**About this exercise:** Your answer is a number only: how many lines in the data below contain "sample"?

------ Given entries

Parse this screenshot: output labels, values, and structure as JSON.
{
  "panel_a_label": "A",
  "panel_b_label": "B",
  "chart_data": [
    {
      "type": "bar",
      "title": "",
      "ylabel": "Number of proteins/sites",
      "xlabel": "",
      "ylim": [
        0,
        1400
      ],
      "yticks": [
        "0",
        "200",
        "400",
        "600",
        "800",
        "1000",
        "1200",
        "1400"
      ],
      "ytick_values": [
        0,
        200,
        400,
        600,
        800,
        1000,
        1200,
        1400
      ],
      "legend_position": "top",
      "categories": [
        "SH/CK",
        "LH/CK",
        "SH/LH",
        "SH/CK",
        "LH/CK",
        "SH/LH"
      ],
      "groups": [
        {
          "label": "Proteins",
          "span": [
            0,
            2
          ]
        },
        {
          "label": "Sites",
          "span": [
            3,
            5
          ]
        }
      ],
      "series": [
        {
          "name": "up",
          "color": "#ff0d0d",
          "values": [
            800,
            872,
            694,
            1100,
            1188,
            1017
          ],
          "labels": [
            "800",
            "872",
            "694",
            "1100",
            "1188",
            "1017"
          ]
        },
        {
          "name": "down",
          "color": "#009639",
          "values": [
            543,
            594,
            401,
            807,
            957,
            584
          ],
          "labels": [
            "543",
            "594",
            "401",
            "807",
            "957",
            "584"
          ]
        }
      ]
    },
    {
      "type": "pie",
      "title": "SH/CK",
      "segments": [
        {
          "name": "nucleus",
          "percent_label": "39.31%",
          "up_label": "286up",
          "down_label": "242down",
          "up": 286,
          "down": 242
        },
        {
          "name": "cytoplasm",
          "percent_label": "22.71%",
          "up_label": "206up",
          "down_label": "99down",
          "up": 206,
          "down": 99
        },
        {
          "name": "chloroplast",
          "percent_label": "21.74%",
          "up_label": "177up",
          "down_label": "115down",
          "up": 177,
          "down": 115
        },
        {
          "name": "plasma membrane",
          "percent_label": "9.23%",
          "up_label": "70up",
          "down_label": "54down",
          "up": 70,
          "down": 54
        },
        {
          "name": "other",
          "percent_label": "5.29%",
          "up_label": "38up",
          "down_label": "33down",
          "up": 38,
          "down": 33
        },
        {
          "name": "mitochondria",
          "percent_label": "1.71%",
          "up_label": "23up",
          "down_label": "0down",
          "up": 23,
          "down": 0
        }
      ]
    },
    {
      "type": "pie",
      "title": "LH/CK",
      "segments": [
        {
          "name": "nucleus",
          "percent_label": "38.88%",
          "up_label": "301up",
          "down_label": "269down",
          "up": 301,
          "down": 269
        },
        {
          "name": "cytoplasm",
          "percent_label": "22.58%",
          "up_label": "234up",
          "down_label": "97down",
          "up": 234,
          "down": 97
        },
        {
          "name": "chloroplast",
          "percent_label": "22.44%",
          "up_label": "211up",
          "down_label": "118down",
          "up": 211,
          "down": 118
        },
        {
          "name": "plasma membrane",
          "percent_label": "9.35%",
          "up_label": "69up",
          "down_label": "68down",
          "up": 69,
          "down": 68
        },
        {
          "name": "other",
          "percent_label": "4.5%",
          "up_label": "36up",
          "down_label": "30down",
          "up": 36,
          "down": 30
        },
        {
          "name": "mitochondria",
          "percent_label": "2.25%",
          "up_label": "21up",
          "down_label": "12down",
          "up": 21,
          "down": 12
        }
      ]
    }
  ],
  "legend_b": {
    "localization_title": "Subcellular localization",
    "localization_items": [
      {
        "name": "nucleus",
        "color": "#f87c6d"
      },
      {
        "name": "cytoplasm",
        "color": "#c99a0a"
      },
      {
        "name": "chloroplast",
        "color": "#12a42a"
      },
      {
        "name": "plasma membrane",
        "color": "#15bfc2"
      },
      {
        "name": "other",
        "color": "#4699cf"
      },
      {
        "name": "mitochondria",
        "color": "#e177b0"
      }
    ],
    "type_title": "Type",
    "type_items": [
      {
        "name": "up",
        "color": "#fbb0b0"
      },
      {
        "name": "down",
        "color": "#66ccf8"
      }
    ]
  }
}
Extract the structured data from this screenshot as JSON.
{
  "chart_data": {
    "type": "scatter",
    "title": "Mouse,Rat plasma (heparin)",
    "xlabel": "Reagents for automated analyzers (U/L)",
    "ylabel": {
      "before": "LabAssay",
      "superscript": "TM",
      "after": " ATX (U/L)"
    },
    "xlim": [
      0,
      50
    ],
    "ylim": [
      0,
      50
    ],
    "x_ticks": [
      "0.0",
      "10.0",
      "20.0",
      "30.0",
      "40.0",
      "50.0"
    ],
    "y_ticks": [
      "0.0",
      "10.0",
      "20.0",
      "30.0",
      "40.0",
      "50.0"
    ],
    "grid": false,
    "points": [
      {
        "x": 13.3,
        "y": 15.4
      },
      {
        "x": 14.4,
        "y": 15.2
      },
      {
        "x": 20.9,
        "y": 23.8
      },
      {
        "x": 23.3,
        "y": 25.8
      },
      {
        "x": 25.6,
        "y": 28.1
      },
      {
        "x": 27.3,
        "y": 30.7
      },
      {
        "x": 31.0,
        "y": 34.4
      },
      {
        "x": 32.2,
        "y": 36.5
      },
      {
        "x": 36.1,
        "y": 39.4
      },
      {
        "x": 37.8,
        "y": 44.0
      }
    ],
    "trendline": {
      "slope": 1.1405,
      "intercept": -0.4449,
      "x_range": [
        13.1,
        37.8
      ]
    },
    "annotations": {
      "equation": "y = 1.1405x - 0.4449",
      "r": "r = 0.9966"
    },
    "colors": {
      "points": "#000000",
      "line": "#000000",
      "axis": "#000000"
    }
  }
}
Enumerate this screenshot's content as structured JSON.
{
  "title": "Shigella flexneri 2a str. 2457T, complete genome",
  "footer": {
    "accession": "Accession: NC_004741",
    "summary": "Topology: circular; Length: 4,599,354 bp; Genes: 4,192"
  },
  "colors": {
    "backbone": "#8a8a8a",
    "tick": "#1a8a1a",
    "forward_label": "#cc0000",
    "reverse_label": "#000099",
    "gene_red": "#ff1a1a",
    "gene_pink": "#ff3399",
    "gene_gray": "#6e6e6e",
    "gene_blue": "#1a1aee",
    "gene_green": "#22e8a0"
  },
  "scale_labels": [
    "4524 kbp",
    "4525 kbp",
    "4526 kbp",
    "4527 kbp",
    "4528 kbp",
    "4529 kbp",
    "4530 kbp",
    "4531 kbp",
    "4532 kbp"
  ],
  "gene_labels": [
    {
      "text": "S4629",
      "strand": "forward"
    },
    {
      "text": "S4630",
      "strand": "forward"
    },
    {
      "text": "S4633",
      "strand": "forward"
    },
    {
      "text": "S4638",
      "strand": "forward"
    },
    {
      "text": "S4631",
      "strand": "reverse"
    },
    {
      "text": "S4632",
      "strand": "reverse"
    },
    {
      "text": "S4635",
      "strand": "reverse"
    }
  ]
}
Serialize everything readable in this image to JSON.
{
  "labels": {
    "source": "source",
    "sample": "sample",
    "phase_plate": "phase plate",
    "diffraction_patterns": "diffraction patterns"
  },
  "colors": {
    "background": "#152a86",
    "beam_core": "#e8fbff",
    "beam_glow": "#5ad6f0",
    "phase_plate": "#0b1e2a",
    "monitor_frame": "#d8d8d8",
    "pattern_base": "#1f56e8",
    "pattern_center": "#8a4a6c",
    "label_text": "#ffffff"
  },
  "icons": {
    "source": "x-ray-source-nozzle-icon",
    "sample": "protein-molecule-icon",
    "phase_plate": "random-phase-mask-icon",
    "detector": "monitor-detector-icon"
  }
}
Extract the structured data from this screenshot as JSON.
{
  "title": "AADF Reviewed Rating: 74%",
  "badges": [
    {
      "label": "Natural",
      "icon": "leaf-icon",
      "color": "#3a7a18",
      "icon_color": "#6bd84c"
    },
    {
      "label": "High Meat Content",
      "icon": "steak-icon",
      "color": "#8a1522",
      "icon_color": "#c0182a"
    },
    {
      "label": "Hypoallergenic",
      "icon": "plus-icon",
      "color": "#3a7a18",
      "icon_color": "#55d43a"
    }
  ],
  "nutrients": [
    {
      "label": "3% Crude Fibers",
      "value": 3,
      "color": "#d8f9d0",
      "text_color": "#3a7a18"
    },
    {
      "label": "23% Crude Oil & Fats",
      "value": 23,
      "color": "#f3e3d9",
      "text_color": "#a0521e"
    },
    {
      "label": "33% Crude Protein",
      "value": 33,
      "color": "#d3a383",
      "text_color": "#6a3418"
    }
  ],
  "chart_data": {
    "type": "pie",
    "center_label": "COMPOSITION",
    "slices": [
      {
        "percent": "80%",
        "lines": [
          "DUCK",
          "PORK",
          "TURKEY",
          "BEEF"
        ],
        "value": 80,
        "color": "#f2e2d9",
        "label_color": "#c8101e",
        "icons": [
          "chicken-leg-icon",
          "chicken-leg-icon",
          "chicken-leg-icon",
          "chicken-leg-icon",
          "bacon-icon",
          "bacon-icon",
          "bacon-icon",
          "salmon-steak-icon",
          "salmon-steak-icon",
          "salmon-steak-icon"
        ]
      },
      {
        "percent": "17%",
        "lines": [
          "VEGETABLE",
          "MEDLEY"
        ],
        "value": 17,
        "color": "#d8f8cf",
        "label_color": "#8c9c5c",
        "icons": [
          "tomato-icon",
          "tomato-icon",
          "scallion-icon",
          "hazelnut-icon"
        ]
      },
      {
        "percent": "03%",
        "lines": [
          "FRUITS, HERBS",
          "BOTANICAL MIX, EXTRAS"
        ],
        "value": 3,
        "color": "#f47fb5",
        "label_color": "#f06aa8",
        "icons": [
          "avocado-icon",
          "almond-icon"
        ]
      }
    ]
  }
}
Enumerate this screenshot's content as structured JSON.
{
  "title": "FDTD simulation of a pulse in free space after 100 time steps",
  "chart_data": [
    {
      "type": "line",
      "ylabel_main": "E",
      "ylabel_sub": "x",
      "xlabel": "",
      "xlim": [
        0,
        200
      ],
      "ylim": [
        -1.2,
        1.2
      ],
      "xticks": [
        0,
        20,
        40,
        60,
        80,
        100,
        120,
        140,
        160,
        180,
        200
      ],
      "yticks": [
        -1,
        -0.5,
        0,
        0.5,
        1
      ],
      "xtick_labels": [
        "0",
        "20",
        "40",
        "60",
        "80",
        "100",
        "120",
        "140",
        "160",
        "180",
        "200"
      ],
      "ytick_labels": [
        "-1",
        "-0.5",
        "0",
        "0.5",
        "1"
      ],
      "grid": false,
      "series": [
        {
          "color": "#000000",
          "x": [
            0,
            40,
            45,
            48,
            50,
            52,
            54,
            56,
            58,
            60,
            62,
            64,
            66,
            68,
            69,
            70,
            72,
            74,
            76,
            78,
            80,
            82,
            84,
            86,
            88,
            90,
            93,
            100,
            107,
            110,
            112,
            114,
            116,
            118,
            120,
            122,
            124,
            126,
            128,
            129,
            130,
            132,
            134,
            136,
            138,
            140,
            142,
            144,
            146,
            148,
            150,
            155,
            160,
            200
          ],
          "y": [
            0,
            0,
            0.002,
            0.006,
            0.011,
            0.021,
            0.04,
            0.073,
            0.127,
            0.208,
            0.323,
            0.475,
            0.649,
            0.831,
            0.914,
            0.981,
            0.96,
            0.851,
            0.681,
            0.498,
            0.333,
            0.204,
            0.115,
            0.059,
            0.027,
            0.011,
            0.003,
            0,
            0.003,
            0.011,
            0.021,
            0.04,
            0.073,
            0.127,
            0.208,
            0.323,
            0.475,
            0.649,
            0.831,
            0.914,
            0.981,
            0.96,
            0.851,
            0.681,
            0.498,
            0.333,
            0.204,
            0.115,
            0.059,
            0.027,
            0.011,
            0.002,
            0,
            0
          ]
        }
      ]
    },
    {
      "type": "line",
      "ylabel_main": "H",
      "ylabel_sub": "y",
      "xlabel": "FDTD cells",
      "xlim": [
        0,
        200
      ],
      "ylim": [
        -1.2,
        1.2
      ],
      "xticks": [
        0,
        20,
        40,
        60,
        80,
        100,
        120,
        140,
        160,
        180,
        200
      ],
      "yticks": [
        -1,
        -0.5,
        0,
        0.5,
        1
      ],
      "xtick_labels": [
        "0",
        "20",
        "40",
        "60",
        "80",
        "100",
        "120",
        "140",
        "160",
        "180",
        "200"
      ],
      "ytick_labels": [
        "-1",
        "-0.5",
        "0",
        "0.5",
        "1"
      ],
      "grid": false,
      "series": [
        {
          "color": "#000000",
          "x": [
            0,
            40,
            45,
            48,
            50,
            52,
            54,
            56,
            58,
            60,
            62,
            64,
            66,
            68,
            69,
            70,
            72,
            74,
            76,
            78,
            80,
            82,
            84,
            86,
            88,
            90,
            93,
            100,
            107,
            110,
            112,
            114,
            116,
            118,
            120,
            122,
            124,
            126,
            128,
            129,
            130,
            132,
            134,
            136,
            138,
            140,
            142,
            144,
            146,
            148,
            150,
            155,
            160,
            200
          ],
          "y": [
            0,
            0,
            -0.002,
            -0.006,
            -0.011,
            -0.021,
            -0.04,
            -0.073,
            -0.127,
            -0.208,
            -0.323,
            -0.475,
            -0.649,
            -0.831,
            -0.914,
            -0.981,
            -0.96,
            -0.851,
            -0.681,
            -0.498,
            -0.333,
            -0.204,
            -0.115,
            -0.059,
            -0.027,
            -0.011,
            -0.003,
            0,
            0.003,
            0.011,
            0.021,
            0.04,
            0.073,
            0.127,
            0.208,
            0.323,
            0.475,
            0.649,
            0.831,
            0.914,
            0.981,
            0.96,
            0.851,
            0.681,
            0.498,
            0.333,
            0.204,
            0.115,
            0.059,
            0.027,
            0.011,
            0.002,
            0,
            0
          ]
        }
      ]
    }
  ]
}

------------

**Task response:** 2